* Stored records
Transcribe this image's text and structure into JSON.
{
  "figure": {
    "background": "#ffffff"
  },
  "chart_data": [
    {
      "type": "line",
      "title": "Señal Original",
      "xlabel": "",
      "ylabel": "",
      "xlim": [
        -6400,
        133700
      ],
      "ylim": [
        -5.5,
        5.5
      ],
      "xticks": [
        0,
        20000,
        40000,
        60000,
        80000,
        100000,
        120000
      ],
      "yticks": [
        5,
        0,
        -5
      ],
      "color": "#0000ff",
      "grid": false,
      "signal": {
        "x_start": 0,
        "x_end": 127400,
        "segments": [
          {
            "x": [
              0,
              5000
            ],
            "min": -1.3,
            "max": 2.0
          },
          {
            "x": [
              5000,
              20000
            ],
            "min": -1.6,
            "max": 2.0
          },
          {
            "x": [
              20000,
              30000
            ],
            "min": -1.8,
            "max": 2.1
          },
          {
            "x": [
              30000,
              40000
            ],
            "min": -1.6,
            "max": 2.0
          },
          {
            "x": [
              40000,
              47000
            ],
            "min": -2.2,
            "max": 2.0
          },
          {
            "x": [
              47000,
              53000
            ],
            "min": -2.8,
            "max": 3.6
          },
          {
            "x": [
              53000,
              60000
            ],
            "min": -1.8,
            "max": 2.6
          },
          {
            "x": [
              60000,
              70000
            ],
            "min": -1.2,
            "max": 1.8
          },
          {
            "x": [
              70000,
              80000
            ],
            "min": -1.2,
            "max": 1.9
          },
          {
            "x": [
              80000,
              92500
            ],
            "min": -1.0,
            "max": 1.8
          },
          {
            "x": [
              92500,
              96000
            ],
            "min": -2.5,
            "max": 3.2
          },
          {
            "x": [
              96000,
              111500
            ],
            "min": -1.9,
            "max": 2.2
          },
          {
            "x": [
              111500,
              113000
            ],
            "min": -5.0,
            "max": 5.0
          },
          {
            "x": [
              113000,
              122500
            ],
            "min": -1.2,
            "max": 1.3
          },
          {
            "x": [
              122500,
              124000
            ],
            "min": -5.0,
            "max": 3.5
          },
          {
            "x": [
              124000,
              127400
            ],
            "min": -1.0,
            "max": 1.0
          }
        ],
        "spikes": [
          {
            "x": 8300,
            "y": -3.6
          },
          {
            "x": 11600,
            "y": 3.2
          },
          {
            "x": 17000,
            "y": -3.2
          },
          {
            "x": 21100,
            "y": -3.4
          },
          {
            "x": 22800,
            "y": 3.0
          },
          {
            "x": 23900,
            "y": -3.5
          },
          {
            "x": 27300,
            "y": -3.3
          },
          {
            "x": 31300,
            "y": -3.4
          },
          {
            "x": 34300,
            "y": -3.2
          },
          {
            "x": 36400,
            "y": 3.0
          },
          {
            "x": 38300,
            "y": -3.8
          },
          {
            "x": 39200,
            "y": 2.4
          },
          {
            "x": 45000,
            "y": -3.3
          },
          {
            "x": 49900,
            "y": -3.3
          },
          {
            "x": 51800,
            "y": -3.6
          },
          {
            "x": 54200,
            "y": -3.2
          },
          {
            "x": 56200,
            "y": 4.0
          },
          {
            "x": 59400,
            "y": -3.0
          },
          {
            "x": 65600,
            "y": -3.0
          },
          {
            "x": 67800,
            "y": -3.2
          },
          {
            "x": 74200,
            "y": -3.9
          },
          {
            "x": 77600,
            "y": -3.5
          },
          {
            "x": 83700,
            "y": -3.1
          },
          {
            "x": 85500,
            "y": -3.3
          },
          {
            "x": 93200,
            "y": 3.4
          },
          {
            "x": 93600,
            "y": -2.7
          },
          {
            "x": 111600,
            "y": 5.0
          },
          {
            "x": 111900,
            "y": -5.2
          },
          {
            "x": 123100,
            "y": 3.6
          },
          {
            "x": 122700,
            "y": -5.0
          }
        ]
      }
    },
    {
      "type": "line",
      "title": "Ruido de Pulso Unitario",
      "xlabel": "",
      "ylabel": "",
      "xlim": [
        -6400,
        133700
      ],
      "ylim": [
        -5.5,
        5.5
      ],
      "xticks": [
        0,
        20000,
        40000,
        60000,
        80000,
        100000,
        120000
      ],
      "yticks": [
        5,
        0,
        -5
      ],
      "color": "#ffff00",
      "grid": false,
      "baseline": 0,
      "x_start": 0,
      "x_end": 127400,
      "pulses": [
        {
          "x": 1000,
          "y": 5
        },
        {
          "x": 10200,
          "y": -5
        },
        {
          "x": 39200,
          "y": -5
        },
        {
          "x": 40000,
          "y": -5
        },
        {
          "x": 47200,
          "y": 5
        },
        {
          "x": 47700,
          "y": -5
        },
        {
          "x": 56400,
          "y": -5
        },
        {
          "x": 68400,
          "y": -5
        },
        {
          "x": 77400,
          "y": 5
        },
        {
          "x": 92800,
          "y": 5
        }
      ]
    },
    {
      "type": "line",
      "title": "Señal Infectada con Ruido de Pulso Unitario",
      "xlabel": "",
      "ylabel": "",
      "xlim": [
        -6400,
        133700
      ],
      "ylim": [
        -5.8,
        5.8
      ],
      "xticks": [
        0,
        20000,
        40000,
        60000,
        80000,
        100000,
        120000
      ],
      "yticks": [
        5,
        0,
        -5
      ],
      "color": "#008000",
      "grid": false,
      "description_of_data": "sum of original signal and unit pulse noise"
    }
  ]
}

* Required work
Reproduce every line above without error.

* Response to this exercise
Transcribe this image's text and structure into JSON.
{
  "figure": {
    "background": "#ffffff"
  },
  "chart_data": [
    {
      "type": "line",
      "title": "Señal Original",
      "xlabel": "",
      "ylabel": "",
      "xlim": [
        -6400,
        133700
      ],
      "ylim": [
        -5.5,
        5.5
      ],
      "xticks": [
        0,
        20000,
        40000,
        60000,
        80000,
        100000,
        120000
      ],
      "yticks": [
        5,
        0,
        -5
      ],
      "color": "#0000ff",
      "grid": false,
      "signal": {
        "x_start": 0,
        "x_end": 127400,
        "segments": [
          {
            "x": [
              0,
              5000
            ],
            "min": -1.3,
            "max": 2.0
          },
          {
            "x": [
              5000,
              20000
            ],
            "min": -1.6,
            "max": 2.0
          },
          {
            "x": [
              20000,
              30000
            ],
            "min": -1.8,
            "max": 2.1
          },
          {
            "x": [
              30000,
              40000
            ],
            "min": -1.6,
            "max": 2.0
          },
          {
            "x": [
              40000,
              47000
            ],
            "min": -2.2,
            "max": 2.0
          },
          {
            "x": [
              47000,
              53000
            ],
            "min": -2.8,
            "max": 3.6
          },
          {
            "x": [
              53000,
              60000
            ],
            "min": -1.8,
            "max": 2.6
          },
          {
            "x": [
              60000,
              70000
            ],
            "min": -1.2,
            "max": 1.8
          },
          {
            "x": [
              70000,
              80000
            ],
            "min": -1.2,
            "max": 1.9
          },
          {
            "x": [
              80000,
              92500
            ],
            "min": -1.0,
            "max": 1.8
          },
          {
            "x": [
              92500,
              96000
            ],
            "min": -2.5,
            "max": 3.2
          },
          {
            "x": [
              96000,
              111500
            ],
            "min": -1.9,
            "max": 2.2
          },
          {
            "x": [
              111500,
              113000
            ],
            "min": -5.0,
            "max": 5.0
          },
          {
            "x": [
              113000,
              122500
            ],
            "min": -1.2,
            "max": 1.3
          },
          {
            "x": [
              122500,
              124000
            ],
            "min": -5.0,
            "max": 3.5
          },
          {
            "x": [
              124000,
              127400
            ],
            "min": -1.0,
            "max": 1.0
          }
        ],
        "spikes": [
          {
            "x": 8300,
            "y": -3.6
          },
          {
            "x": 11600,
            "y": 3.2
          },
          {
            "x": 17000,
            "y": -3.2
          },
          {
            "x": 21100,
            "y": -3.4
          },
          {
            "x": 22800,
            "y": 3.0
          },
          {
            "x": 23900,
            "y": -3.5
          },
          {
            "x": 27300,
            "y": -3.3
          },
          {
            "x": 31300,
            "y": -3.4
          },
          {
            "x": 34300,
            "y": -3.2
          },
          {
            "x": 36400,
            "y": 3.0
          },
          {
            "x": 38300,
            "y": -3.8
          },
          {
            "x": 39200,
            "y": 2.4
          },
          {
            "x": 45000,
            "y": -3.3
          },
          {
            "x": 49900,
            "y": -3.3
          },
          {
            "x": 51800,
            "y": -3.6
          },
          {
            "x": 54200,
            "y": -3.2
          },
          {
            "x": 56200,
            "y": 4.0
          },
          {
            "x": 59400,
            "y": -3.0
          },
          {
            "x": 65600,
            "y": -3.0
          },
          {
            "x": 67800,
            "y": -3.2
          },
          {
            "x": 74200,
            "y": -3.9
          },
          {
            "x": 77600,
            "y": -3.5
          },
          {
            "x": 83700,
            "y": -3.1
          },
          {
            "x": 85500,
            "y": -3.3
          },
          {
            "x": 93200,
            "y": 3.4
          },
          {
            "x": 93600,
            "y": -2.7
          },
          {
            "x": 111600,
            "y": 5.0
          },
          {
            "x": 111900,
            "y": -5.2
          },
          {
            "x": 123100,
            "y": 3.6
          },
          {
            "x": 122700,
            "y": -5.0
          }
        ]
      }
    },
    {
      "type": "line",
      "title": "Ruido de Pulso Unitario",
      "xlabel": "",
      "ylabel": "",
      "xlim": [
        -6400,
        133700
      ],
      "ylim": [
        -5.5,
        5.5
      ],
      "xticks": [
        0,
        20000,
        40000,
        60000,
        80000,
        100000,
        120000
      ],
      "yticks": [
        5,
        0,
        -5
      ],
      "color": "#ffff00",
      "grid": false,
      "baseline": 0,
      "x_start": 0,
      "x_end": 127400,
      "pulses": [
        {
          "x": 1000,
          "y": 5
        },
        {
          "x": 10200,
          "y": -5
        },
        {
          "x": 39200,
          "y": -5
        },
        {
          "x": 40000,
          "y": -5
        },
        {
          "x": 47200,
          "y": 5
        },
        {
          "x": 47700,
          "y": -5
        },
        {
          "x": 56400,
          "y": -5
        },
        {
          "x": 68400,
          "y": -5
        },
        {
          "x": 77400,
          "y": 5
        },
        {
          "x": 92800,
          "y": 5
        }
      ]
    },
    {
      "type": "line",
      "title": "Señal Infectada con Ruido de Pulso Unitario",
      "xlabel": "",
      "ylabel": "",
      "xlim": [
        -6400,
        133700
      ],
      "ylim": [
        -5.8,
        5.8
      ],
      "xticks": [
        0,
        20000,
        40000,
        60000,
        80000,
        100000,
        120000
      ],
      "yticks": [
        5,
        0,
        -5
      ],
      "color": "#008000",
      "grid": false,
      "description_of_data": "sum of original signal and unit pulse noise"
    }
  ]
}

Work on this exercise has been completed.